▶ **Exercise objective**:
From the entries below, copy every line holding the word "Fulfilled".

[Saved entries]
=-=-=

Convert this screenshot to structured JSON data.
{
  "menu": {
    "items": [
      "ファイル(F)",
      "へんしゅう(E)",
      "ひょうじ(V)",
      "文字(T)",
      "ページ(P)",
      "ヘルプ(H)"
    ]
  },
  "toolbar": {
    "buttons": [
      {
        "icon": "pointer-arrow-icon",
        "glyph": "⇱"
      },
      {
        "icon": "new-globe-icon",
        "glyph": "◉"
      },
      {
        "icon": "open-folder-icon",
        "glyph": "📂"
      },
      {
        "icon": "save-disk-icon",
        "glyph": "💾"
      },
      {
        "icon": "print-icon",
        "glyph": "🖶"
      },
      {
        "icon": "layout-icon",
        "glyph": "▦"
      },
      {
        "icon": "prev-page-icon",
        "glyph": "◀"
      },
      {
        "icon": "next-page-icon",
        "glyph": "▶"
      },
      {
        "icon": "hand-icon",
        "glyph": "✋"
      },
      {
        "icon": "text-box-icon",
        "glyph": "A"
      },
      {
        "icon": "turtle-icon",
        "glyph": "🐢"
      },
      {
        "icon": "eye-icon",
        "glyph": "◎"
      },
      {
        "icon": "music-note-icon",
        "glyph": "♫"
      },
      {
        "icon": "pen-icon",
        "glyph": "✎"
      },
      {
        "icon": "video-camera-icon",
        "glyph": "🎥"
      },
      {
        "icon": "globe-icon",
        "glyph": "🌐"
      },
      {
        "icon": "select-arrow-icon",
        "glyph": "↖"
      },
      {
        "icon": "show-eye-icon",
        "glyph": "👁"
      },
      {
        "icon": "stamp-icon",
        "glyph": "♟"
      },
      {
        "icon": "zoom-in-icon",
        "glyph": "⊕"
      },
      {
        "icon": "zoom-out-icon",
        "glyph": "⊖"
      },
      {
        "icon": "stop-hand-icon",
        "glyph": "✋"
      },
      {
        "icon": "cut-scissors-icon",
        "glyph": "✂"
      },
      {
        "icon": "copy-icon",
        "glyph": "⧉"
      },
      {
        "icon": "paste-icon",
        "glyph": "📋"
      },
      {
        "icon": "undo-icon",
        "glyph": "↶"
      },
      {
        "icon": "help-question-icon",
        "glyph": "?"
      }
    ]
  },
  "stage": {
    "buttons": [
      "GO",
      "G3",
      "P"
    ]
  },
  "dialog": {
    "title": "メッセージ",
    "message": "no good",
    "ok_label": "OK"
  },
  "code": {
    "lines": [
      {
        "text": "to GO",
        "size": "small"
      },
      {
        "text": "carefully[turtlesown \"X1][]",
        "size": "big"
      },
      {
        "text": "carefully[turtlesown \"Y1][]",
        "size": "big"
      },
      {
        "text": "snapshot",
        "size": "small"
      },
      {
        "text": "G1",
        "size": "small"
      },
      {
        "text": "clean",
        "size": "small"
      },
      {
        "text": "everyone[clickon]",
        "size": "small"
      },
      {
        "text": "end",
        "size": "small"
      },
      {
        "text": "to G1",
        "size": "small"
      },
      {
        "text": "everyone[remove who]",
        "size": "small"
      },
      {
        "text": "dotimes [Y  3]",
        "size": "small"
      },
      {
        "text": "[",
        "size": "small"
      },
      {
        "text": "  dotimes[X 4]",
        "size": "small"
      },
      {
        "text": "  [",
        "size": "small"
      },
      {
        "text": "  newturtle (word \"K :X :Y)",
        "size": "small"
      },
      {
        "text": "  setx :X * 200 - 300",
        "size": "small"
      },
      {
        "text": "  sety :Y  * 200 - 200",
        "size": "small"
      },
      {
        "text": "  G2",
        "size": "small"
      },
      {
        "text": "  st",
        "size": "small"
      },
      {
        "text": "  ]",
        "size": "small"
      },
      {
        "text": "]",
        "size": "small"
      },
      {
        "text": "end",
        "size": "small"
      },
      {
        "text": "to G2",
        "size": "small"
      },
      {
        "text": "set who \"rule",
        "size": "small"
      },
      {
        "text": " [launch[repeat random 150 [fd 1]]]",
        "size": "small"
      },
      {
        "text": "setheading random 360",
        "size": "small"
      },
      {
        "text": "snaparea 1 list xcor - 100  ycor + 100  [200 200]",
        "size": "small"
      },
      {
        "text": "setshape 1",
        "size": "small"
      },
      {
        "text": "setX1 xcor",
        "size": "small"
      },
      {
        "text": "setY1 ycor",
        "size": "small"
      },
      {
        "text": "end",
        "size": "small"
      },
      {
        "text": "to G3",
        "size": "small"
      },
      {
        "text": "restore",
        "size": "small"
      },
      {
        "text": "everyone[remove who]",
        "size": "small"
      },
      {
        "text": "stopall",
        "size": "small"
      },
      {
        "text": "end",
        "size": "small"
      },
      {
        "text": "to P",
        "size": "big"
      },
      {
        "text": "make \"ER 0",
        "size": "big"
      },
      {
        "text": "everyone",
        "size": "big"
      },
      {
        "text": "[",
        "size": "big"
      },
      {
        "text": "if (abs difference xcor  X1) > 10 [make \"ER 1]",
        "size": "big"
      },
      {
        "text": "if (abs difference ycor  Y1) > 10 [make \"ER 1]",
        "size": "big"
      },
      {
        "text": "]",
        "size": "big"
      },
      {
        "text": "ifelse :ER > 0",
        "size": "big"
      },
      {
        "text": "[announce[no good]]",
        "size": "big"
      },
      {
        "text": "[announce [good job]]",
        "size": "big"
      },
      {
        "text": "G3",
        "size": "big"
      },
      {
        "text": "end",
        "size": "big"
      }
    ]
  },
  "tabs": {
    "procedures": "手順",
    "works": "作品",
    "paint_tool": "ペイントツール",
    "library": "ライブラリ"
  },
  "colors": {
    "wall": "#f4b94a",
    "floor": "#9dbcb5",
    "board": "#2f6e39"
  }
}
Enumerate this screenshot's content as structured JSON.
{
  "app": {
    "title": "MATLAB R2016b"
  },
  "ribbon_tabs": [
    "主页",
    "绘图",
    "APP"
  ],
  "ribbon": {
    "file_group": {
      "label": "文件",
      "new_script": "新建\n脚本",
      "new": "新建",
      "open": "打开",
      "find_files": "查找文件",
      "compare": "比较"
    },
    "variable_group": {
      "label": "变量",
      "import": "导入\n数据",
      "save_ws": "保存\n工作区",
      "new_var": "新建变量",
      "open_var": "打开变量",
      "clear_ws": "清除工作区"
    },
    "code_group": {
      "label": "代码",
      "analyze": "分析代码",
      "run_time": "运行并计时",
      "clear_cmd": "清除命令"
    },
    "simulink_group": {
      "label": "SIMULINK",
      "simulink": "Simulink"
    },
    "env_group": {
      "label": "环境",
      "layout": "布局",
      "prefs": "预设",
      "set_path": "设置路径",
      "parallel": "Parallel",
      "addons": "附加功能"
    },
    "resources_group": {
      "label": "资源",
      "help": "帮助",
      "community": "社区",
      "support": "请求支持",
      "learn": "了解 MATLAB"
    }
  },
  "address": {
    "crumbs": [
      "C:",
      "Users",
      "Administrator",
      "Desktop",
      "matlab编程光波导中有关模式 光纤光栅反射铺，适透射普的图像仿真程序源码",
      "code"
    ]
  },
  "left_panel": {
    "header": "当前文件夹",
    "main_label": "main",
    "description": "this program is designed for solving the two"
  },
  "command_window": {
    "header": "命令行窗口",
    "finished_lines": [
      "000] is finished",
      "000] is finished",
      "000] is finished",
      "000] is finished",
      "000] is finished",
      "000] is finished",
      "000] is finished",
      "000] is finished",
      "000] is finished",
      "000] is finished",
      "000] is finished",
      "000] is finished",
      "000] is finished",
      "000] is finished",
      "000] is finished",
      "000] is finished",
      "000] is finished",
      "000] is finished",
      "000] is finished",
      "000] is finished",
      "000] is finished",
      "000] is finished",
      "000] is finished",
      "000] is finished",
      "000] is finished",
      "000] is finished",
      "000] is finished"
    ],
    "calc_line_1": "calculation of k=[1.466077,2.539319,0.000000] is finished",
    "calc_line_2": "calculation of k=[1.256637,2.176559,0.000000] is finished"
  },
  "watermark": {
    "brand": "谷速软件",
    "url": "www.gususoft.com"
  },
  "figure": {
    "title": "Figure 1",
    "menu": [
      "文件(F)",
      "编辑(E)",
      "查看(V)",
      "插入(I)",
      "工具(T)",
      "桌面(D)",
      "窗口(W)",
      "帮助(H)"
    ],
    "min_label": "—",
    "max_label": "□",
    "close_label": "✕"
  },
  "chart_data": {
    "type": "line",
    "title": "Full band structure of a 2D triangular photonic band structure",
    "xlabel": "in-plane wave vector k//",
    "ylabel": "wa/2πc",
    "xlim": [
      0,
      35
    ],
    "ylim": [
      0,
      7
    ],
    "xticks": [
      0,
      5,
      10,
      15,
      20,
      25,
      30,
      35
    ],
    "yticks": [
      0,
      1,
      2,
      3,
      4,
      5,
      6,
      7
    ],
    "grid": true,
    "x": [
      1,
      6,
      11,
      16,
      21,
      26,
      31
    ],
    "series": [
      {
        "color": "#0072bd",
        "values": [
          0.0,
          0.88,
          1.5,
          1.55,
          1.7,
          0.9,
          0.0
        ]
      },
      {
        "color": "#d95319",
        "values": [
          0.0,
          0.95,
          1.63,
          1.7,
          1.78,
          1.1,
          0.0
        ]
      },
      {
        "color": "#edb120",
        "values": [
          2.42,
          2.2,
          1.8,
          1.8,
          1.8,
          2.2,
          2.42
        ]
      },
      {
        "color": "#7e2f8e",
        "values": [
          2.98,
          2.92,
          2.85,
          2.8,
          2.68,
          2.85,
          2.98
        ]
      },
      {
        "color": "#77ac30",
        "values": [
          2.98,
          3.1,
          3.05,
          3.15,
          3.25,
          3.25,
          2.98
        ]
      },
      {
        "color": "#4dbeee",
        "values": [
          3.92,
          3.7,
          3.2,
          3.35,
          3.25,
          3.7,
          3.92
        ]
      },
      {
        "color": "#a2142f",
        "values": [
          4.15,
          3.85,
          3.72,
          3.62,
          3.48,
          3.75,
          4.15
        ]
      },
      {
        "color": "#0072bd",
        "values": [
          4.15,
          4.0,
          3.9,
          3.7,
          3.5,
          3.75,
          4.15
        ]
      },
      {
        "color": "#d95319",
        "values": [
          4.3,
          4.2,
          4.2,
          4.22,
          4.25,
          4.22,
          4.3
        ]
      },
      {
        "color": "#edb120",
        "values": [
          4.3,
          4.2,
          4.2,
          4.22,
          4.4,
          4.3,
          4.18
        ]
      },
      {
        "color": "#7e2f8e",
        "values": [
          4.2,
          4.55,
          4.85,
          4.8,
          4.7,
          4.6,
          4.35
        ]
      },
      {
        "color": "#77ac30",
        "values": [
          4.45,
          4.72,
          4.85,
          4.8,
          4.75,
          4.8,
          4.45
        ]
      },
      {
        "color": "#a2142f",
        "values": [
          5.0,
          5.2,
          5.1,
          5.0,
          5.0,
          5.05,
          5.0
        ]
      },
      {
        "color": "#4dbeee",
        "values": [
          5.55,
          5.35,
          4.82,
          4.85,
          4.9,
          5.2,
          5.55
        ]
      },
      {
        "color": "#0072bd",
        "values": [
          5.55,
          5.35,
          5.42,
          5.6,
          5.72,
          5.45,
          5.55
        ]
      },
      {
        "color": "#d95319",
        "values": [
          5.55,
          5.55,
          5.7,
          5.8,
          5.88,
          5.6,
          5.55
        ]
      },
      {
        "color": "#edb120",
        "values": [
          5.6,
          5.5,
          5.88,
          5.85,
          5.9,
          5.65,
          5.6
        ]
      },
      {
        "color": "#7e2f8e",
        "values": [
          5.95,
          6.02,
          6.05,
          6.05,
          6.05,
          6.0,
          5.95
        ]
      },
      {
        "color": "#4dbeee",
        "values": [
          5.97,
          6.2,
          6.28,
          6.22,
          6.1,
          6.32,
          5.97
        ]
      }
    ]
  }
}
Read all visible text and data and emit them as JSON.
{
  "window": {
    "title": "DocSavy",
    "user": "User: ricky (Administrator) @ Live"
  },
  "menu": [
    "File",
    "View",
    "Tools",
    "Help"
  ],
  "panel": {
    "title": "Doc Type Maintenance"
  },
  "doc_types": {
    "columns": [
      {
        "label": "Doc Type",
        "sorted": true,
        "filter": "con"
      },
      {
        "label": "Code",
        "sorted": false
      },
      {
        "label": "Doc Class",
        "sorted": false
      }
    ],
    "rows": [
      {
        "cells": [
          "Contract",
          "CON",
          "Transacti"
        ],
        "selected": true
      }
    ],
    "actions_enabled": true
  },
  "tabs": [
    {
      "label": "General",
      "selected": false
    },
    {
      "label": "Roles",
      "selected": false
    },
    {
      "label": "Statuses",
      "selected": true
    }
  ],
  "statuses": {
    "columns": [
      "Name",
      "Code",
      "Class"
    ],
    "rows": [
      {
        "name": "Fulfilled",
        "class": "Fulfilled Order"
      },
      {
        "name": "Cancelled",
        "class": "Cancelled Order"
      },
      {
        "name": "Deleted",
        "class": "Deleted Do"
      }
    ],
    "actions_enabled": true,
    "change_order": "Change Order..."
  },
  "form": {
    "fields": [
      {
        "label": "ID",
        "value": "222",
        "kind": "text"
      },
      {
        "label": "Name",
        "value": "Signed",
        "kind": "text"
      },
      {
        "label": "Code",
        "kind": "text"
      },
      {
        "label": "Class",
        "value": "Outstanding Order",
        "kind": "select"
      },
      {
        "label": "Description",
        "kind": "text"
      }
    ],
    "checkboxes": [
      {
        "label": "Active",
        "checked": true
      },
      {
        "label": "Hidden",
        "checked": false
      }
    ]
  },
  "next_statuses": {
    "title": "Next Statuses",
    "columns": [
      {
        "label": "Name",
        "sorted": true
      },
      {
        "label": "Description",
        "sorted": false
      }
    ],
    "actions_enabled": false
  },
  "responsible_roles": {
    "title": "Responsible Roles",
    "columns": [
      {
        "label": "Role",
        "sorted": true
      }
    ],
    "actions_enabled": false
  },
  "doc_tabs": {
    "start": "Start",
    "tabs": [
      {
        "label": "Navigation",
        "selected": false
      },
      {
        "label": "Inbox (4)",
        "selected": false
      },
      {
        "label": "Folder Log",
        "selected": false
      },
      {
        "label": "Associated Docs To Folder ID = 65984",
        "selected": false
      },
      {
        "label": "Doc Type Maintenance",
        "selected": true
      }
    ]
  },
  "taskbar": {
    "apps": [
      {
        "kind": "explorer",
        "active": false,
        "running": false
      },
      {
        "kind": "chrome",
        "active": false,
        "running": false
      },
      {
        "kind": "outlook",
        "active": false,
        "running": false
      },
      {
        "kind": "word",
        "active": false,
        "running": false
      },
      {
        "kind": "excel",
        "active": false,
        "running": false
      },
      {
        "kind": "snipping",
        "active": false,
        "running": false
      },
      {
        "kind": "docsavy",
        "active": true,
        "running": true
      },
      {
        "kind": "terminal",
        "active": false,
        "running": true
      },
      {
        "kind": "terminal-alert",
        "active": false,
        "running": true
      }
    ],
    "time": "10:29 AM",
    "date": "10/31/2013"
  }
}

=-=-=

▶ **Answer to this task**:
        "name": "Fulfilled",
        "class": "Fulfilled Order"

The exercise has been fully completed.